What to do: Find the lines below that contain the string "content". Copy each one.

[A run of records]
►

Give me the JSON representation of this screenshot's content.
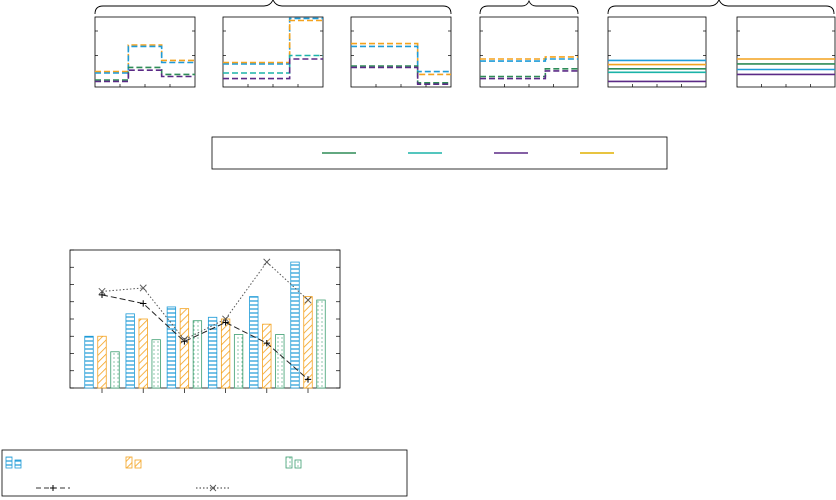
{
  "colors": {
    "blue": "#1f9bd7",
    "orange": "#f4a21e",
    "green": "#2e8b57",
    "teal": "#1bb3a8",
    "purple": "#5b2a86",
    "gold": "#e0b000",
    "frame": "#000000",
    "bar_green": "#3c9e70"
  },
  "icons": [
    "diagonal-hatch-pattern",
    "horizontal-stripe-pattern",
    "dot-pattern"
  ],
  "top_legend": {
    "entries": [
      {
        "name": "",
        "color": "#2e8b57"
      },
      {
        "name": "",
        "color": "#1bb3a8"
      },
      {
        "name": "",
        "color": "#5b2a86"
      },
      {
        "name": "",
        "color": "#e0b000"
      }
    ]
  },
  "bottom_legend": {
    "entries": [
      {
        "name": "",
        "style": "blue-stripes"
      },
      {
        "name": "",
        "style": "orange-hatch"
      },
      {
        "name": "",
        "style": "green-dots"
      },
      {
        "name": "",
        "style": "dash-plus-line"
      },
      {
        "name": "",
        "style": "dotted-x-line"
      }
    ]
  },
  "chart_data": [
    {
      "type": "line",
      "title": "",
      "xlabel": "",
      "ylabel": "",
      "grid": false,
      "step": true,
      "x": [
        0,
        1,
        2,
        3
      ],
      "ylim": [
        0,
        10
      ],
      "series": [
        {
          "color": "#f4a21e",
          "style": "dashed",
          "values": [
            2.2,
            6.0,
            3.8,
            3.8
          ]
        },
        {
          "color": "#1f9bd7",
          "style": "dashed",
          "values": [
            2.0,
            5.8,
            3.5,
            3.5
          ]
        },
        {
          "color": "#2e8b57",
          "style": "dashed",
          "values": [
            1.0,
            2.8,
            1.8,
            1.8
          ]
        },
        {
          "color": "#5b2a86",
          "style": "dashed",
          "values": [
            0.8,
            2.4,
            1.5,
            1.5
          ]
        }
      ]
    },
    {
      "type": "line",
      "title": "",
      "xlabel": "",
      "ylabel": "",
      "grid": false,
      "step": true,
      "x": [
        0,
        1,
        2,
        3
      ],
      "ylim": [
        0,
        10
      ],
      "series": [
        {
          "color": "#1f9bd7",
          "style": "dashed",
          "values": [
            3.3,
            3.3,
            9.8,
            9.8
          ]
        },
        {
          "color": "#f4a21e",
          "style": "dashed",
          "values": [
            3.5,
            3.5,
            9.5,
            9.5
          ]
        },
        {
          "color": "#1bb3a8",
          "style": "dashed",
          "values": [
            2.0,
            2.0,
            4.5,
            4.5
          ]
        },
        {
          "color": "#5b2a86",
          "style": "dashed",
          "values": [
            1.2,
            1.2,
            4.0,
            4.0
          ]
        }
      ]
    },
    {
      "type": "line",
      "title": "",
      "xlabel": "",
      "ylabel": "",
      "grid": false,
      "step": true,
      "x": [
        0,
        1,
        2,
        3
      ],
      "ylim": [
        0,
        10
      ],
      "series": [
        {
          "color": "#f4a21e",
          "style": "dashed",
          "values": [
            6.2,
            6.2,
            1.8,
            1.8
          ]
        },
        {
          "color": "#1f9bd7",
          "style": "dashed",
          "values": [
            5.8,
            5.8,
            2.2,
            2.2
          ]
        },
        {
          "color": "#2e8b57",
          "style": "dashed",
          "values": [
            3.0,
            3.0,
            0.6,
            0.6
          ]
        },
        {
          "color": "#5b2a86",
          "style": "dashed",
          "values": [
            2.8,
            2.8,
            0.4,
            0.4
          ]
        }
      ]
    },
    {
      "type": "line",
      "title": "",
      "xlabel": "",
      "ylabel": "",
      "grid": false,
      "step": true,
      "x": [
        0,
        1,
        2,
        3
      ],
      "ylim": [
        0,
        10
      ],
      "series": [
        {
          "color": "#f4a21e",
          "style": "dashed",
          "values": [
            4.0,
            4.0,
            4.3,
            4.3
          ]
        },
        {
          "color": "#1f9bd7",
          "style": "dashed",
          "values": [
            3.7,
            3.7,
            4.0,
            4.0
          ]
        },
        {
          "color": "#2e8b57",
          "style": "dashed",
          "values": [
            1.5,
            1.5,
            2.6,
            2.6
          ]
        },
        {
          "color": "#5b2a86",
          "style": "dashed",
          "values": [
            1.2,
            1.2,
            2.3,
            2.3
          ]
        }
      ]
    },
    {
      "type": "line",
      "title": "",
      "xlabel": "",
      "ylabel": "",
      "grid": false,
      "step": false,
      "x": [
        0,
        3
      ],
      "ylim": [
        0,
        10
      ],
      "series": [
        {
          "color": "#1f9bd7",
          "style": "solid",
          "values": [
            3.8,
            3.8
          ]
        },
        {
          "color": "#f4a21e",
          "style": "solid",
          "values": [
            3.2,
            3.2
          ]
        },
        {
          "color": "#2e8b57",
          "style": "solid",
          "values": [
            2.6,
            2.6
          ]
        },
        {
          "color": "#1bb3a8",
          "style": "solid",
          "values": [
            2.1,
            2.1
          ]
        },
        {
          "color": "#5b2a86",
          "style": "solid",
          "values": [
            0.8,
            0.8
          ]
        }
      ]
    },
    {
      "type": "line",
      "title": "",
      "xlabel": "",
      "ylabel": "",
      "grid": false,
      "step": false,
      "x": [
        0,
        3
      ],
      "ylim": [
        0,
        10
      ],
      "series": [
        {
          "color": "#f4a21e",
          "style": "solid",
          "values": [
            4.0,
            4.0
          ]
        },
        {
          "color": "#2e8b57",
          "style": "solid",
          "values": [
            3.3,
            3.3
          ]
        },
        {
          "color": "#1f9bd7",
          "style": "solid",
          "values": [
            2.5,
            2.5
          ]
        },
        {
          "color": "#5b2a86",
          "style": "solid",
          "values": [
            1.8,
            1.8
          ]
        }
      ]
    },
    {
      "type": "bar",
      "title": "",
      "xlabel": "",
      "ylabel": "",
      "grid": false,
      "categories": [
        "",
        "",
        "",
        "",
        "",
        ""
      ],
      "ylim": [
        0,
        8
      ],
      "series": [
        {
          "style": "blue-stripes",
          "values": [
            3.0,
            4.3,
            4.7,
            4.1,
            5.3,
            7.3
          ]
        },
        {
          "style": "orange-hatch",
          "values": [
            3.0,
            4.0,
            4.6,
            4.0,
            3.7,
            5.3
          ]
        },
        {
          "style": "green-dots",
          "values": [
            2.1,
            2.8,
            3.9,
            3.1,
            3.1,
            5.1
          ]
        }
      ],
      "lines": [
        {
          "style": "dash-plus",
          "values": [
            5.4,
            4.9,
            2.7,
            3.8,
            2.6,
            0.5
          ]
        },
        {
          "style": "dotted-x",
          "values": [
            5.6,
            5.8,
            2.8,
            4.0,
            7.3,
            5.1
          ]
        }
      ]
    }
  ]
}
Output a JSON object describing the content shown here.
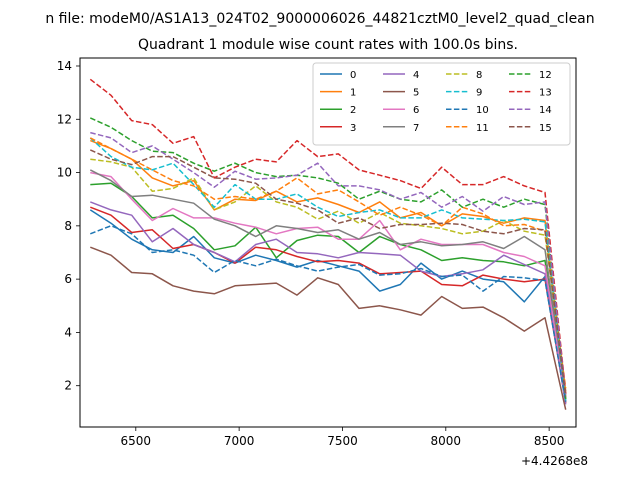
{
  "chart_data": {
    "type": "line",
    "title": "Quadrant 1 module wise count rates with 100.0s bins.",
    "suptitle": "n file: modeM0/AS1A13_024T02_9000006026_44821cztM0_level2_quad_clean",
    "xlabel": "",
    "ylabel": "",
    "x_offset_label": "+4.4268e8",
    "xlim": [
      6230,
      8630
    ],
    "ylim": [
      0.45,
      14.3
    ],
    "xticks": [
      6500,
      7000,
      7500,
      8000,
      8500
    ],
    "xtick_labels": [
      "6500",
      "7000",
      "7500",
      "8000",
      "8500"
    ],
    "yticks": [
      2,
      4,
      6,
      8,
      10,
      12,
      14
    ],
    "ytick_labels": [
      "2",
      "4",
      "6",
      "8",
      "10",
      "12",
      "14"
    ],
    "grid": false,
    "legend": {
      "placement": "top-right",
      "ncol": 4
    },
    "x": [
      6280,
      6380,
      6480,
      6580,
      6680,
      6780,
      6880,
      6980,
      7080,
      7180,
      7280,
      7380,
      7480,
      7580,
      7680,
      7780,
      7880,
      7980,
      8080,
      8180,
      8280,
      8380,
      8480,
      8580
    ],
    "series": [
      {
        "name": "0",
        "color": "#1f77b4",
        "dash": "solid",
        "values": [
          8.6,
          8.1,
          7.5,
          7.1,
          7.0,
          7.6,
          6.8,
          6.6,
          6.9,
          6.7,
          6.45,
          6.7,
          6.5,
          6.3,
          5.55,
          5.8,
          6.6,
          6.0,
          6.3,
          6.0,
          5.9,
          5.15,
          6.1,
          1.4
        ]
      },
      {
        "name": "1",
        "color": "#ff7f0e",
        "dash": "solid",
        "values": [
          11.2,
          10.9,
          10.5,
          9.8,
          9.5,
          9.7,
          8.6,
          9.0,
          8.95,
          9.3,
          8.9,
          9.05,
          8.8,
          8.5,
          8.9,
          8.3,
          8.5,
          8.0,
          8.45,
          8.35,
          8.1,
          8.3,
          8.2,
          1.7
        ]
      },
      {
        "name": "2",
        "color": "#2ca02c",
        "dash": "solid",
        "values": [
          9.55,
          9.6,
          9.1,
          8.3,
          8.4,
          7.9,
          7.1,
          7.25,
          7.95,
          6.8,
          7.45,
          7.65,
          7.6,
          7.0,
          7.6,
          7.3,
          7.1,
          6.7,
          6.8,
          6.7,
          6.65,
          6.5,
          6.7,
          1.5
        ]
      },
      {
        "name": "3",
        "color": "#d62728",
        "dash": "solid",
        "values": [
          8.7,
          8.4,
          7.75,
          7.85,
          7.15,
          7.3,
          7.0,
          6.6,
          7.2,
          7.1,
          6.85,
          6.65,
          6.7,
          6.6,
          6.2,
          6.25,
          6.3,
          5.8,
          5.75,
          6.15,
          6.0,
          5.9,
          6.0,
          1.35
        ]
      },
      {
        "name": "4",
        "color": "#9467bd",
        "dash": "solid",
        "values": [
          8.9,
          8.6,
          8.4,
          7.4,
          7.9,
          7.3,
          7.0,
          6.65,
          7.3,
          7.5,
          7.0,
          6.95,
          6.8,
          7.0,
          6.95,
          6.9,
          6.3,
          6.1,
          6.2,
          6.35,
          6.9,
          6.55,
          6.2,
          1.3
        ]
      },
      {
        "name": "5",
        "color": "#8c564b",
        "dash": "solid",
        "values": [
          7.2,
          6.9,
          6.25,
          6.2,
          5.75,
          5.55,
          5.45,
          5.75,
          5.8,
          5.85,
          5.4,
          6.05,
          5.8,
          4.9,
          5.0,
          4.85,
          4.65,
          5.35,
          4.9,
          4.95,
          4.55,
          4.05,
          4.55,
          1.1
        ]
      },
      {
        "name": "6",
        "color": "#e377c2",
        "dash": "solid",
        "values": [
          10.0,
          9.85,
          9.0,
          8.2,
          8.65,
          8.3,
          8.3,
          8.1,
          7.95,
          7.7,
          7.9,
          7.95,
          7.5,
          7.5,
          8.2,
          7.1,
          7.5,
          7.3,
          7.3,
          7.3,
          7.0,
          6.85,
          6.5,
          1.55
        ]
      },
      {
        "name": "7",
        "color": "#7f7f7f",
        "dash": "solid",
        "values": [
          10.1,
          9.7,
          9.1,
          9.15,
          9.0,
          8.85,
          8.25,
          8.0,
          7.6,
          8.0,
          7.9,
          7.75,
          7.85,
          7.5,
          7.75,
          7.3,
          7.4,
          7.25,
          7.3,
          7.4,
          7.15,
          7.6,
          7.1,
          1.65
        ]
      },
      {
        "name": "8",
        "color": "#bcbd22",
        "dash": "dashed",
        "values": [
          10.5,
          10.4,
          10.2,
          9.3,
          9.4,
          9.8,
          8.6,
          8.9,
          9.5,
          8.9,
          8.7,
          8.25,
          8.55,
          8.1,
          8.5,
          8.1,
          8.0,
          7.9,
          7.7,
          7.8,
          8.2,
          7.8,
          7.65,
          1.8
        ]
      },
      {
        "name": "9",
        "color": "#17becf",
        "dash": "dashed",
        "values": [
          11.3,
          10.6,
          10.2,
          10.1,
          10.35,
          9.55,
          8.7,
          9.55,
          9.0,
          9.0,
          9.2,
          8.7,
          8.35,
          8.5,
          8.6,
          8.3,
          8.3,
          8.6,
          8.3,
          8.25,
          8.2,
          8.25,
          8.15,
          1.45
        ]
      },
      {
        "name": "10",
        "color": "#1f77b4",
        "dash": "dashed",
        "values": [
          7.7,
          8.0,
          7.7,
          7.0,
          7.1,
          6.9,
          6.25,
          6.7,
          6.5,
          6.75,
          6.5,
          6.3,
          6.45,
          6.55,
          6.15,
          6.2,
          6.4,
          6.1,
          6.15,
          5.55,
          6.1,
          6.05,
          5.95,
          1.4
        ]
      },
      {
        "name": "11",
        "color": "#ff7f0e",
        "dash": "dashed",
        "values": [
          11.3,
          10.9,
          10.5,
          10.1,
          9.7,
          9.5,
          9.0,
          9.1,
          9.0,
          9.3,
          9.8,
          9.2,
          9.35,
          8.9,
          8.4,
          8.7,
          8.4,
          8.0,
          8.7,
          8.45,
          8.0,
          8.05,
          7.8,
          1.9
        ]
      },
      {
        "name": "12",
        "color": "#2ca02c",
        "dash": "dashed",
        "values": [
          12.05,
          11.7,
          11.2,
          10.8,
          10.75,
          10.35,
          10.05,
          10.35,
          10.0,
          9.85,
          9.9,
          9.8,
          9.6,
          9.0,
          9.3,
          9.0,
          8.9,
          9.35,
          8.7,
          9.0,
          8.7,
          9.0,
          8.8,
          1.5
        ]
      },
      {
        "name": "13",
        "color": "#d62728",
        "dash": "dashed",
        "values": [
          13.5,
          12.9,
          11.95,
          11.8,
          11.1,
          11.35,
          9.8,
          10.2,
          10.5,
          10.4,
          11.2,
          10.6,
          10.7,
          10.1,
          9.9,
          9.7,
          9.4,
          10.2,
          9.55,
          9.55,
          9.85,
          9.5,
          9.25,
          1.7
        ]
      },
      {
        "name": "14",
        "color": "#9467bd",
        "dash": "dashed",
        "values": [
          11.5,
          11.3,
          10.75,
          11.0,
          10.5,
          10.0,
          9.45,
          10.05,
          9.75,
          9.8,
          9.9,
          10.35,
          9.5,
          9.5,
          9.35,
          9.0,
          9.25,
          8.7,
          9.1,
          8.55,
          9.1,
          8.8,
          8.9,
          1.6
        ]
      },
      {
        "name": "15",
        "color": "#8c564b",
        "dash": "dashed",
        "values": [
          10.85,
          10.5,
          10.3,
          10.6,
          10.6,
          10.2,
          9.8,
          9.75,
          9.6,
          9.0,
          8.85,
          8.6,
          8.1,
          8.3,
          7.9,
          8.05,
          8.05,
          8.1,
          8.05,
          7.8,
          7.7,
          7.9,
          7.85,
          1.6
        ]
      }
    ]
  }
}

◄

Full answer:
Give me the JSON representation of this screenshot's content.
Output a JSON object describing the content shown here.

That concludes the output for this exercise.